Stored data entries
━━━

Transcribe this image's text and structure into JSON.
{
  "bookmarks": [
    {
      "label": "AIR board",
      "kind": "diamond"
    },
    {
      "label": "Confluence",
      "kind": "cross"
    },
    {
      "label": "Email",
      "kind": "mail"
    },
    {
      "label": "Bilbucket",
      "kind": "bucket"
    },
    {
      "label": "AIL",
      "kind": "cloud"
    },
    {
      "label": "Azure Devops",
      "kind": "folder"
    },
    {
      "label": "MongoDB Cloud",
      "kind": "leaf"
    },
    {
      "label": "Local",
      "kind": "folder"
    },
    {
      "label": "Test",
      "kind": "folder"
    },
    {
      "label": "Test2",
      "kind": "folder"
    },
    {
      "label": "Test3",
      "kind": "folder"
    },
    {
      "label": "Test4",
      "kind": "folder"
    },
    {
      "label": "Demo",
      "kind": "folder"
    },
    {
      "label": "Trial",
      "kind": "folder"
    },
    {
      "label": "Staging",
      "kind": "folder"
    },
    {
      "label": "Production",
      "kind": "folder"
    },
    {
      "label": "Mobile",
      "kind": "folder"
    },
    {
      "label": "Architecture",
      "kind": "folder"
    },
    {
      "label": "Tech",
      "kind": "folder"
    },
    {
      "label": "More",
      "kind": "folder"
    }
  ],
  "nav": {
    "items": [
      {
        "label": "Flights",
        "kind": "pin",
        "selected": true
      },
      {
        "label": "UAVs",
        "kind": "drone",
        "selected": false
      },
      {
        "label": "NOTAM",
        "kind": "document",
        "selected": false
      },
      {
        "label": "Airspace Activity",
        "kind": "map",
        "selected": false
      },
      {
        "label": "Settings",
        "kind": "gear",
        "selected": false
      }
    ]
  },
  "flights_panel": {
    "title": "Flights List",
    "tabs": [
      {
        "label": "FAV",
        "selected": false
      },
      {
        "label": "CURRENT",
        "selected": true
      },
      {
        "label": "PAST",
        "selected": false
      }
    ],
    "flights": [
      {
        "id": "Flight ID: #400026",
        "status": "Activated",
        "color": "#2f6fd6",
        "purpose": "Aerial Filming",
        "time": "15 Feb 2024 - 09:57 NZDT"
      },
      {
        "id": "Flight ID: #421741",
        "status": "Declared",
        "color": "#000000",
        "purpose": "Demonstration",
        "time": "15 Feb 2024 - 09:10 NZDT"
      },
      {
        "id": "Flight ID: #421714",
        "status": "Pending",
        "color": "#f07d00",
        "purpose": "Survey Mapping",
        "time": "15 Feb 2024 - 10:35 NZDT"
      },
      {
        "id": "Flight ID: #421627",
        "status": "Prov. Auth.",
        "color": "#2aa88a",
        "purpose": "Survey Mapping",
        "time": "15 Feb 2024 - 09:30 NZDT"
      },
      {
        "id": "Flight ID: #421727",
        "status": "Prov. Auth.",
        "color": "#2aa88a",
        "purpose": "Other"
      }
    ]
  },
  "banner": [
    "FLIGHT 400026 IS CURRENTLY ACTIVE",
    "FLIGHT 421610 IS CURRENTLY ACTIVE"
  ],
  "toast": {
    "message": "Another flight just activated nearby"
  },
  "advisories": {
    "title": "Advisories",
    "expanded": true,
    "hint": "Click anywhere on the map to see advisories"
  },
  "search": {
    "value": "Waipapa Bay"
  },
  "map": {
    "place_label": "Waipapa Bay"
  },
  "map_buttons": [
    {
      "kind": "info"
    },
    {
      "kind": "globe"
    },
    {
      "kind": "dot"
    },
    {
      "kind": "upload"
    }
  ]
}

━━━

Transcribe the data above in full, exactly.

• [Answer to this exercise]
Transcribe this image's text and structure into JSON.
{
  "bookmarks": [
    {
      "label": "AIR board",
      "kind": "diamond"
    },
    {
      "label": "Confluence",
      "kind": "cross"
    },
    {
      "label": "Email",
      "kind": "mail"
    },
    {
      "label": "Bilbucket",
      "kind": "bucket"
    },
    {
      "label": "AIL",
      "kind": "cloud"
    },
    {
      "label": "Azure Devops",
      "kind": "folder"
    },
    {
      "label": "MongoDB Cloud",
      "kind": "leaf"
    },
    {
      "label": "Local",
      "kind": "folder"
    },
    {
      "label": "Test",
      "kind": "folder"
    },
    {
      "label": "Test2",
      "kind": "folder"
    },
    {
      "label": "Test3",
      "kind": "folder"
    },
    {
      "label": "Test4",
      "kind": "folder"
    },
    {
      "label": "Demo",
      "kind": "folder"
    },
    {
      "label": "Trial",
      "kind": "folder"
    },
    {
      "label": "Staging",
      "kind": "folder"
    },
    {
      "label": "Production",
      "kind": "folder"
    },
    {
      "label": "Mobile",
      "kind": "folder"
    },
    {
      "label": "Architecture",
      "kind": "folder"
    },
    {
      "label": "Tech",
      "kind": "folder"
    },
    {
      "label": "More",
      "kind": "folder"
    }
  ],
  "nav": {
    "items": [
      {
        "label": "Flights",
        "kind": "pin",
        "selected": true
      },
      {
        "label": "UAVs",
        "kind": "drone",
        "selected": false
      },
      {
        "label": "NOTAM",
        "kind": "document",
        "selected": false
      },
      {
        "label": "Airspace Activity",
        "kind": "map",
        "selected": false
      },
      {
        "label": "Settings",
        "kind": "gear",
        "selected": false
      }
    ]
  },
  "flights_panel": {
    "title": "Flights List",
    "tabs": [
      {
        "label": "FAV",
        "selected": false
      },
      {
        "label": "CURRENT",
        "selected": true
      },
      {
        "label": "PAST",
        "selected": false
      }
    ],
    "flights": [
      {
        "id": "Flight ID: #400026",
        "status": "Activated",
        "color": "#2f6fd6",
        "purpose": "Aerial Filming",
        "time": "15 Feb 2024 - 09:57 NZDT"
      },
      {
        "id": "Flight ID: #421741",
        "status": "Declared",
        "color": "#000000",
        "purpose": "Demonstration",
        "time": "15 Feb 2024 - 09:10 NZDT"
      },
      {
        "id": "Flight ID: #421714",
        "status": "Pending",
        "color": "#f07d00",
        "purpose": "Survey Mapping",
        "time": "15 Feb 2024 - 10:35 NZDT"
      },
      {
        "id": "Flight ID: #421627",
        "status": "Prov. Auth.",
        "color": "#2aa88a",
        "purpose": "Survey Mapping",
        "time": "15 Feb 2024 - 09:30 NZDT"
      },
      {
        "id": "Flight ID: #421727",
        "status": "Prov. Auth.",
        "color": "#2aa88a",
        "purpose": "Other"
      }
    ]
  },
  "banner": [
    "FLIGHT 400026 IS CURRENTLY ACTIVE",
    "FLIGHT 421610 IS CURRENTLY ACTIVE"
  ],
  "toast": {
    "message": "Another flight just activated nearby"
  },
  "advisories": {
    "title": "Advisories",
    "expanded": true,
    "hint": "Click anywhere on the map to see advisories"
  },
  "search": {
    "value": "Waipapa Bay"
  },
  "map": {
    "place_label": "Waipapa Bay"
  },
  "map_buttons": [
    {
      "kind": "info"
    },
    {
      "kind": "globe"
    },
    {
      "kind": "dot"
    },
    {
      "kind": "upload"
    }
  ]
}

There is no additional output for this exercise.